### What you should do
The answer is a single number: how many lines hold the string "korxonasining".
--- Extracted records ---
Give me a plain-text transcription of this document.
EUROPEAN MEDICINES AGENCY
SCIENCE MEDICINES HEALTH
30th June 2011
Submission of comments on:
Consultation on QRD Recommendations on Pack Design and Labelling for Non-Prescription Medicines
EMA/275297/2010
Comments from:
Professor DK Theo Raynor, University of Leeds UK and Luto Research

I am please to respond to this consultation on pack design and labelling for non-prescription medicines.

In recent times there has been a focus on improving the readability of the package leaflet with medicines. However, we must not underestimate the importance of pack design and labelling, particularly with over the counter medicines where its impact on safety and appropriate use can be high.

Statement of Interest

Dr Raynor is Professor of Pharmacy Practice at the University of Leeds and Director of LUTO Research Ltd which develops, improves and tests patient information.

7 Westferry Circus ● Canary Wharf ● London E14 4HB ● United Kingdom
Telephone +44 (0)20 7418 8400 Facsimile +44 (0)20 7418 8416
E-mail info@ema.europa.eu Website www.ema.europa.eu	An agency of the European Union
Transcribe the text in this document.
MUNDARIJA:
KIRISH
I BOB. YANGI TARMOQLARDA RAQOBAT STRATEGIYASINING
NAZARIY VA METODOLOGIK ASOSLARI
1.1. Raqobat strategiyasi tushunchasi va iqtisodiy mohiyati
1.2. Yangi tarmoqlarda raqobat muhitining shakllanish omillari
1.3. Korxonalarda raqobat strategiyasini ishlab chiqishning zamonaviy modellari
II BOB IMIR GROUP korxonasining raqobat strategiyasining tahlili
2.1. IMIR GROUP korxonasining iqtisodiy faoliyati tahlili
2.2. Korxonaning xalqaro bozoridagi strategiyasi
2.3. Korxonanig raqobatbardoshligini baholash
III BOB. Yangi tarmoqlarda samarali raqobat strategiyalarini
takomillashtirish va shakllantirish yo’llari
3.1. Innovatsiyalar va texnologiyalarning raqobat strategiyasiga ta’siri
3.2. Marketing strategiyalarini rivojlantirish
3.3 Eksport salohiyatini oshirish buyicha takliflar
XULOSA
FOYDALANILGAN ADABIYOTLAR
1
---
### Complete output
2